Direction
Give every line below again, exactly.

Exercise materials
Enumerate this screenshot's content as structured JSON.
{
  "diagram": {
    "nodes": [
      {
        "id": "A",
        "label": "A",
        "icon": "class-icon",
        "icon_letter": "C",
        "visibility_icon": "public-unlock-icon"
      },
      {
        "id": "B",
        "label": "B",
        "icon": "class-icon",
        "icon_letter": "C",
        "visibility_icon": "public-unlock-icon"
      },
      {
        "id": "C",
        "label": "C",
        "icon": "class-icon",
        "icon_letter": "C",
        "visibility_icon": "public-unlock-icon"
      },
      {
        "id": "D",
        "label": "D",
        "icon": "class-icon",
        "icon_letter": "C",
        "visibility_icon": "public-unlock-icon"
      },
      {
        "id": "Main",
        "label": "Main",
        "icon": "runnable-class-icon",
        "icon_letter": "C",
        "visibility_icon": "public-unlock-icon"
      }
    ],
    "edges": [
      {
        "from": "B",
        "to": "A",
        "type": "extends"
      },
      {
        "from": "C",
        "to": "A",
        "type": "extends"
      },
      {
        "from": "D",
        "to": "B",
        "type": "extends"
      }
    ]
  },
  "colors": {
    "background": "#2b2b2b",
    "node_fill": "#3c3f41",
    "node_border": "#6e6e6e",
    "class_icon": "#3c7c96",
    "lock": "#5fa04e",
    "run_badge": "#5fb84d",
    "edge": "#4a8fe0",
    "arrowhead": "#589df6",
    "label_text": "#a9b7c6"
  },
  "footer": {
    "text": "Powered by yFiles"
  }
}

Task result
Enumerate this screenshot's content as structured JSON.
{
  "diagram": {
    "nodes": [
      {
        "id": "A",
        "label": "A",
        "icon": "class-icon",
        "icon_letter": "C",
        "visibility_icon": "public-unlock-icon"
      },
      {
        "id": "B",
        "label": "B",
        "icon": "class-icon",
        "icon_letter": "C",
        "visibility_icon": "public-unlock-icon"
      },
      {
        "id": "C",
        "label": "C",
        "icon": "class-icon",
        "icon_letter": "C",
        "visibility_icon": "public-unlock-icon"
      },
      {
        "id": "D",
        "label": "D",
        "icon": "class-icon",
        "icon_letter": "C",
        "visibility_icon": "public-unlock-icon"
      },
      {
        "id": "Main",
        "label": "Main",
        "icon": "runnable-class-icon",
        "icon_letter": "C",
        "visibility_icon": "public-unlock-icon"
      }
    ],
    "edges": [
      {
        "from": "B",
        "to": "A",
        "type": "extends"
      },
      {
        "from": "C",
        "to": "A",
        "type": "extends"
      },
      {
        "from": "D",
        "to": "B",
        "type": "extends"
      }
    ]
  },
  "colors": {
    "background": "#2b2b2b",
    "node_fill": "#3c3f41",
    "node_border": "#6e6e6e",
    "class_icon": "#3c7c96",
    "lock": "#5fa04e",
    "run_badge": "#5fb84d",
    "edge": "#4a8fe0",
    "arrowhead": "#589df6",
    "label_text": "#a9b7c6"
  },
  "footer": {
    "text": "Powered by yFiles"
  }
}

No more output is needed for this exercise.